- _Short problem_
From the entries below, please gather each line containing the string "yüksek".

- _Information shown_
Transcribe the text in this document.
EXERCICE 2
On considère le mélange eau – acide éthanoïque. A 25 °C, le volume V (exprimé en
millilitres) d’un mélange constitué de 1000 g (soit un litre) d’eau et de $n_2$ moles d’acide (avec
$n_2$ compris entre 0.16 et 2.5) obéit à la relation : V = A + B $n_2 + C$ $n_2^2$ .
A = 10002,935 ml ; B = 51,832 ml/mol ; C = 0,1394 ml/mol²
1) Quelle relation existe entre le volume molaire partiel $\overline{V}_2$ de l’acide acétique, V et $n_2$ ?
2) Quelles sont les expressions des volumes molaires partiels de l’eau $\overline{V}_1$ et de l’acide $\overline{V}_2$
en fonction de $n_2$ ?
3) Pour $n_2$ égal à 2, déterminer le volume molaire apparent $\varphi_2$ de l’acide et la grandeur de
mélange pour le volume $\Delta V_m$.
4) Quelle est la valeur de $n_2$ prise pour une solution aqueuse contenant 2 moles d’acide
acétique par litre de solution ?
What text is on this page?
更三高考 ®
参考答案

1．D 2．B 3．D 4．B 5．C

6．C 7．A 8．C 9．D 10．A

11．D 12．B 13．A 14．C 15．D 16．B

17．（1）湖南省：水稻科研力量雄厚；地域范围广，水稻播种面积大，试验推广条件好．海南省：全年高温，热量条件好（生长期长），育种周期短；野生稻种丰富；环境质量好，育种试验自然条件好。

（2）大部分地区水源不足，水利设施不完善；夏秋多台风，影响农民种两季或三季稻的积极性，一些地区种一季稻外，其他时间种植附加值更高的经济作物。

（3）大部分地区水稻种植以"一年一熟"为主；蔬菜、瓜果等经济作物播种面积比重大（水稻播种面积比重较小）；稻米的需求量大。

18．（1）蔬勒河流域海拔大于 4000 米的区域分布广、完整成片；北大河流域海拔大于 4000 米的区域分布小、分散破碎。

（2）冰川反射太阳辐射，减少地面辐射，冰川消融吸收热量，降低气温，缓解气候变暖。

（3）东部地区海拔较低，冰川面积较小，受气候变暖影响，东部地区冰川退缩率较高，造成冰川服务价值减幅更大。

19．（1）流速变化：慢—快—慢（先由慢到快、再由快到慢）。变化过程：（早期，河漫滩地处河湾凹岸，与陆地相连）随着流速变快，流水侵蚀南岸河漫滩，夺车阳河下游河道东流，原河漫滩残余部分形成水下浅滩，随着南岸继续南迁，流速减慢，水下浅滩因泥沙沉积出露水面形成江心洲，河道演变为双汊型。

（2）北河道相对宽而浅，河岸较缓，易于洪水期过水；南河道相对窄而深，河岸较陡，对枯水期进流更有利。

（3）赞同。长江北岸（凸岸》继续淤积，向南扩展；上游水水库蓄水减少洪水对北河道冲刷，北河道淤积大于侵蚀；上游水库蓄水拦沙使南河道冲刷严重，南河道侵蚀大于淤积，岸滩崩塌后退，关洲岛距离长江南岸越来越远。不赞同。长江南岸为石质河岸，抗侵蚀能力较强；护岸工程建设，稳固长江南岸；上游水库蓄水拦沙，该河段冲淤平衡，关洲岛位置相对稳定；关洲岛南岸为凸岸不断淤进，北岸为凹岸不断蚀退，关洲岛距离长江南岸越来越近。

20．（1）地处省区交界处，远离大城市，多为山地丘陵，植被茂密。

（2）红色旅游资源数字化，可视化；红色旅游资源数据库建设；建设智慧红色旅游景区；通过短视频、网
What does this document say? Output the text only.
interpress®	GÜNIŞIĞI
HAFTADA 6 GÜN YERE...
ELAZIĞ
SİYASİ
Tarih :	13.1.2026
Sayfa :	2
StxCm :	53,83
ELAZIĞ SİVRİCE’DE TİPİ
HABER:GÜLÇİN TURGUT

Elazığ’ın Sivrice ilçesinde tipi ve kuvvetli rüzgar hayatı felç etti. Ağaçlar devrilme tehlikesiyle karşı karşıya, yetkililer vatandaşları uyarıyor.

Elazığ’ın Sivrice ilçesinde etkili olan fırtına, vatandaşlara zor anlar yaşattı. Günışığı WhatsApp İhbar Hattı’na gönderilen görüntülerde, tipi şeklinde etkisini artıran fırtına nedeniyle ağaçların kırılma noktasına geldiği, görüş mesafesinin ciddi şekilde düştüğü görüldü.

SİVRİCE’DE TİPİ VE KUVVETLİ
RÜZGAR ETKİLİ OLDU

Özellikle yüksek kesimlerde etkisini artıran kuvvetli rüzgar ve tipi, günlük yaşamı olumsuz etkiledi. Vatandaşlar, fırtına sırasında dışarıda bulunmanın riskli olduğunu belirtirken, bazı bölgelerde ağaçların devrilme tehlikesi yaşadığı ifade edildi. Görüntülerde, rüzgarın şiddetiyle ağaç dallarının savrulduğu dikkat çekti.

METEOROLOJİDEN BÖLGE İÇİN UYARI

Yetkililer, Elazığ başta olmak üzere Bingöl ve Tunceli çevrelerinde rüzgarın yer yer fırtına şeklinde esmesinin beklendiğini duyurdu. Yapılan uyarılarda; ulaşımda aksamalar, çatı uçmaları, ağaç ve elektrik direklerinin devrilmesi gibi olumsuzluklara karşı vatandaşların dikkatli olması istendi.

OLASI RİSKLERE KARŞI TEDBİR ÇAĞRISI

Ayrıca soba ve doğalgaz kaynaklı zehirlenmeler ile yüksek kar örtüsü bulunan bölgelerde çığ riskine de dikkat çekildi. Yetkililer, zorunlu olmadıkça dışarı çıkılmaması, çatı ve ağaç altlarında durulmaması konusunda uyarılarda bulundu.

- _Task output_
Özellikle yüksek kesimlerde etkisini artıran kuvvetli rüzgar ve tipi, günlük yaşamı olumsuz etkiledi. Vatandaşlar, fırtına sırasında dışarıda bulunmanın riskli olduğunu belirtirken, bazı bölgelerde ağaçların devrilme tehlikesi yaşadığı ifade edildi. Görüntülerde, rüzgarın şiddetiyle ağaç dallarının savrulduğu dikkat çekti.
Ayrıca soba ve doğalgaz kaynaklı zehirlenmeler ile yüksek kar örtüsü bulunan bölgelerde çığ riskine de dikkat çekildi. Yetkililer, zorunlu olmadıkça dışarı çıkılmaması, çatı ve ağaç altlarında durulmaması konusunda uyarılarda bulundu.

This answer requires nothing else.